[Collected data]
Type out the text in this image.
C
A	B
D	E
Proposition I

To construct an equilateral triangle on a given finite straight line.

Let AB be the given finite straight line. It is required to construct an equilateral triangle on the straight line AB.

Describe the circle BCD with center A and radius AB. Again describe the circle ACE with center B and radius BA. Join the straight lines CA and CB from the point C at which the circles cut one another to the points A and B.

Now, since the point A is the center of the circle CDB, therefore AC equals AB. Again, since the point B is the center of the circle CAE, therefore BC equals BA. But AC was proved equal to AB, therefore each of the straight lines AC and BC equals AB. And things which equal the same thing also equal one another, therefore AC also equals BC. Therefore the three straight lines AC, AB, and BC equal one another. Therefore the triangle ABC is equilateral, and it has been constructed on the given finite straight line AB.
* * *
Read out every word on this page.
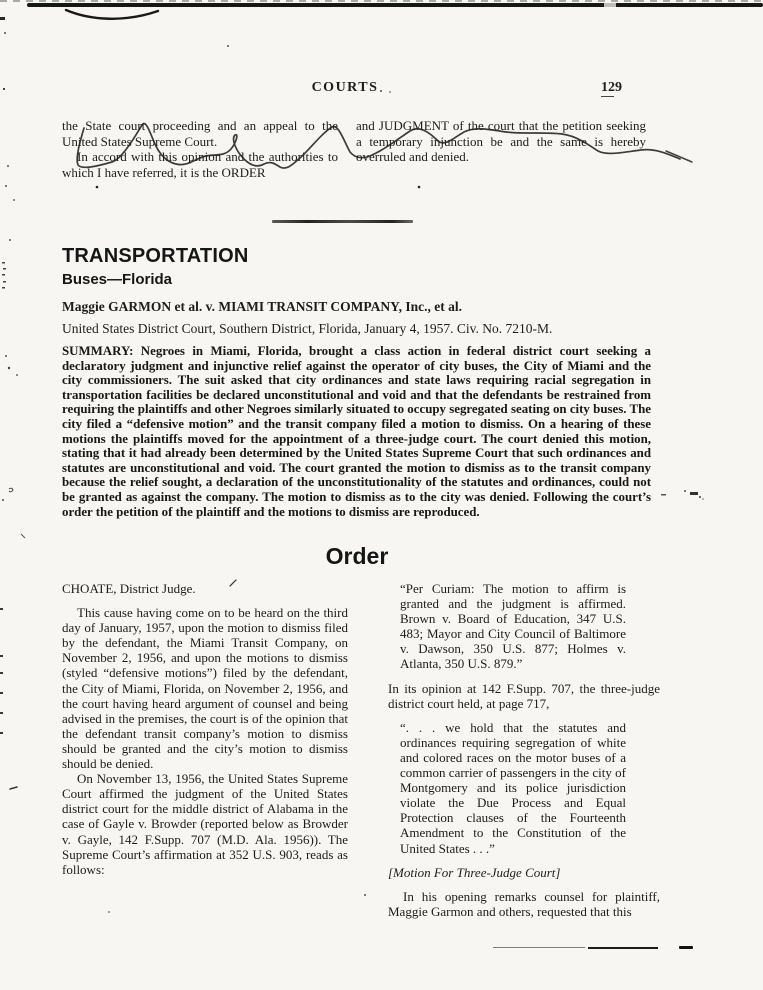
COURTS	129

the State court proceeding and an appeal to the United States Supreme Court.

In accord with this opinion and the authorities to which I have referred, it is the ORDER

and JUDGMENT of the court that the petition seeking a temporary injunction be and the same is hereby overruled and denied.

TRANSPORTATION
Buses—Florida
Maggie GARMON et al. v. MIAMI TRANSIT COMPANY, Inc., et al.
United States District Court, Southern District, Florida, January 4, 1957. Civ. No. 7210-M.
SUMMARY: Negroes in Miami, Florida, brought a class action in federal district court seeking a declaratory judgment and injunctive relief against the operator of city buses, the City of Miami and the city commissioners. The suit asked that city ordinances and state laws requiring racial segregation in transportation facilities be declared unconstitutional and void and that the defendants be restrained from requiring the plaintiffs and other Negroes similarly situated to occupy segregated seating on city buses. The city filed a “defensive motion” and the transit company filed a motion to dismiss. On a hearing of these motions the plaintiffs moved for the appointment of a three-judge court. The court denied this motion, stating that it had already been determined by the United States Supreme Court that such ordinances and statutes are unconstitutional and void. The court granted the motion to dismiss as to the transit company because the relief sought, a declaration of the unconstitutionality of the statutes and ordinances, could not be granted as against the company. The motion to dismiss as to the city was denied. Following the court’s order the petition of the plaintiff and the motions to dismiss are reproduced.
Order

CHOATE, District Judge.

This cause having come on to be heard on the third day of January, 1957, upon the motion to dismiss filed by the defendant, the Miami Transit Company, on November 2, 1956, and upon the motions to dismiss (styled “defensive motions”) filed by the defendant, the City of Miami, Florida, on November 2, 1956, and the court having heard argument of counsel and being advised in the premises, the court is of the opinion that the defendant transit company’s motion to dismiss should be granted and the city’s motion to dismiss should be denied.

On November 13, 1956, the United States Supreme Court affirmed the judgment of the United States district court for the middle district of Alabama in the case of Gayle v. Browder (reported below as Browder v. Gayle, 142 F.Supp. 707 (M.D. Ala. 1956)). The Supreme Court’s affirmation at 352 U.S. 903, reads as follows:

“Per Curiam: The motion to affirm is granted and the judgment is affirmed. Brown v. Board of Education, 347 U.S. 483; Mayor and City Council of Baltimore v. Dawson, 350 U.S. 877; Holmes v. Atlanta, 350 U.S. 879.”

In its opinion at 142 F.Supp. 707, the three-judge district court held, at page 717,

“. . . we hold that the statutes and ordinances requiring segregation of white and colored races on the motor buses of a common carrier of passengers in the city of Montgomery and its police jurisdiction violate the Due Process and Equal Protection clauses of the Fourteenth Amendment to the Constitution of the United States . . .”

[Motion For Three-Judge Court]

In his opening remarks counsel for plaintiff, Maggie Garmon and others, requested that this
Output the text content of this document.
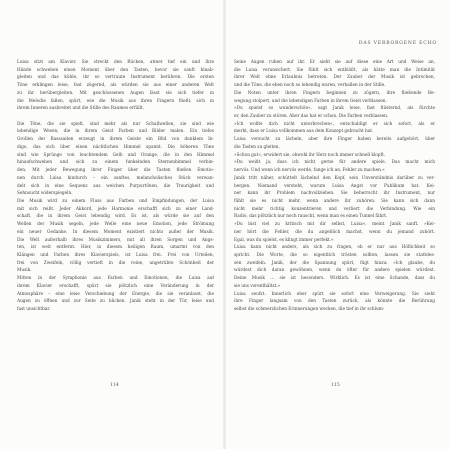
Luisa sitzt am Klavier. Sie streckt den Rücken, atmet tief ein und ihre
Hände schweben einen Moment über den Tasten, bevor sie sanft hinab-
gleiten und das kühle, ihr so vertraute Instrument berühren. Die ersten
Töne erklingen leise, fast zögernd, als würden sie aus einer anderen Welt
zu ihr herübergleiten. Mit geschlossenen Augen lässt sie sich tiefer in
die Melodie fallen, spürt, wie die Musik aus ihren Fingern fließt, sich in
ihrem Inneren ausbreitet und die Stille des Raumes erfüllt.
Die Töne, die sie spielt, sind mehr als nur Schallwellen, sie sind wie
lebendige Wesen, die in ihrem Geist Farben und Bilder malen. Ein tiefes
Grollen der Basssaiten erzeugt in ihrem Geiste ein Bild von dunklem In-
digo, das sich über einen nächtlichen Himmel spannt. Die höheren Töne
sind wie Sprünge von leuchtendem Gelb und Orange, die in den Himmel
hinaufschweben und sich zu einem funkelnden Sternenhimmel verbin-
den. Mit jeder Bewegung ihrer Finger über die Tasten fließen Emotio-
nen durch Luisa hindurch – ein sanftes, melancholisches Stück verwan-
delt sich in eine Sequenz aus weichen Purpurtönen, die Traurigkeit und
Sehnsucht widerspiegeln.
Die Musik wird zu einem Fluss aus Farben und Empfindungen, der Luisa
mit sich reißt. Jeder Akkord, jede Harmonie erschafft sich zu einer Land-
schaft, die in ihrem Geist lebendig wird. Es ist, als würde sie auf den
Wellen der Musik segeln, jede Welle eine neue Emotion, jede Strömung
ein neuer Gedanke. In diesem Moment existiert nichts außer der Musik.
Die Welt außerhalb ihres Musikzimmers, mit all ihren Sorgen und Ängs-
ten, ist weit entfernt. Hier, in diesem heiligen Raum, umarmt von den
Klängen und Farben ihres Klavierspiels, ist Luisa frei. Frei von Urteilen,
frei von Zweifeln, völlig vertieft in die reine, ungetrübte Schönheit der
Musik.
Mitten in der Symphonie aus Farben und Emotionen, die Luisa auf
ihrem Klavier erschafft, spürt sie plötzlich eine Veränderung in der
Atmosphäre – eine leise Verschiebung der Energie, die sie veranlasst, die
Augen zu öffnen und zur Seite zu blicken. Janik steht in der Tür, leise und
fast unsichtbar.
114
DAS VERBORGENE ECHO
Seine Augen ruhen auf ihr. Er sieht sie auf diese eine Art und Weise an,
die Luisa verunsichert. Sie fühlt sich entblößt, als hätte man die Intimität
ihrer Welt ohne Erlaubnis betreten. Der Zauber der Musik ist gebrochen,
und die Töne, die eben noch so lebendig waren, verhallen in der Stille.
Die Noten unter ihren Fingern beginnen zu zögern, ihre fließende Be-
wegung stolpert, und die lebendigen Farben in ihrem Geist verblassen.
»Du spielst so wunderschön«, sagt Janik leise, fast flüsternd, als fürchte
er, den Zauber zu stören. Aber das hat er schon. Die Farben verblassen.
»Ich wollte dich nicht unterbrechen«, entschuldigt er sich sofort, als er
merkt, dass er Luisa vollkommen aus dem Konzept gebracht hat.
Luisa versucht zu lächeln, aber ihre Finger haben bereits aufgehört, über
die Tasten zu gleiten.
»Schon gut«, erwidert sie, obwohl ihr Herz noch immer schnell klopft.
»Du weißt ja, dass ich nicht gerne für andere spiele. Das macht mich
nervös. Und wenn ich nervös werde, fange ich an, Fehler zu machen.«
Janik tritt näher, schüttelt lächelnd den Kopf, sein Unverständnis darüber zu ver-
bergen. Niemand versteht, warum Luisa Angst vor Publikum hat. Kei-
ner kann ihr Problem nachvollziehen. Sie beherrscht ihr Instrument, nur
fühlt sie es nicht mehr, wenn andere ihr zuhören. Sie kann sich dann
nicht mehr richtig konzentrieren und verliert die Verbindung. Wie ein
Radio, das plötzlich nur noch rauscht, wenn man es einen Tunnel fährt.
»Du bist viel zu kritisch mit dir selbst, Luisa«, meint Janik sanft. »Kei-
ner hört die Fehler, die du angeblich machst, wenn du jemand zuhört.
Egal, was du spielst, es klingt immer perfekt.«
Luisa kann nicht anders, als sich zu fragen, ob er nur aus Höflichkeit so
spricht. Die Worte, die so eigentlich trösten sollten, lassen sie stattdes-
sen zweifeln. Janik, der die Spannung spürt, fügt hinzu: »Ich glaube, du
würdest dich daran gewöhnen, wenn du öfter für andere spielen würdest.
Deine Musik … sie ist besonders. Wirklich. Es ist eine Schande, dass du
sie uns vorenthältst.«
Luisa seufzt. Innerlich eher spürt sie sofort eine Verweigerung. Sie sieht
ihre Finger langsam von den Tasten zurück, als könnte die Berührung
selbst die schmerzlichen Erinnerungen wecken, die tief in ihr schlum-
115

Instruction.
Pull every line holding "wenn" out of the records.

Exercise result.
nervös. Und wenn ich nervös werde, fange ich an, Fehler zu machen.«
fühlt sie es nicht mehr, wenn andere ihr zuhören. Sie kann sich dann
Radio, das plötzlich nur noch rauscht, wenn man es einen Tunnel fährt.
ner hört die Fehler, die du angeblich machst, wenn du jemand zuhört.
würdest dich daran gewöhnen, wenn du öfter für andere spielen würdest.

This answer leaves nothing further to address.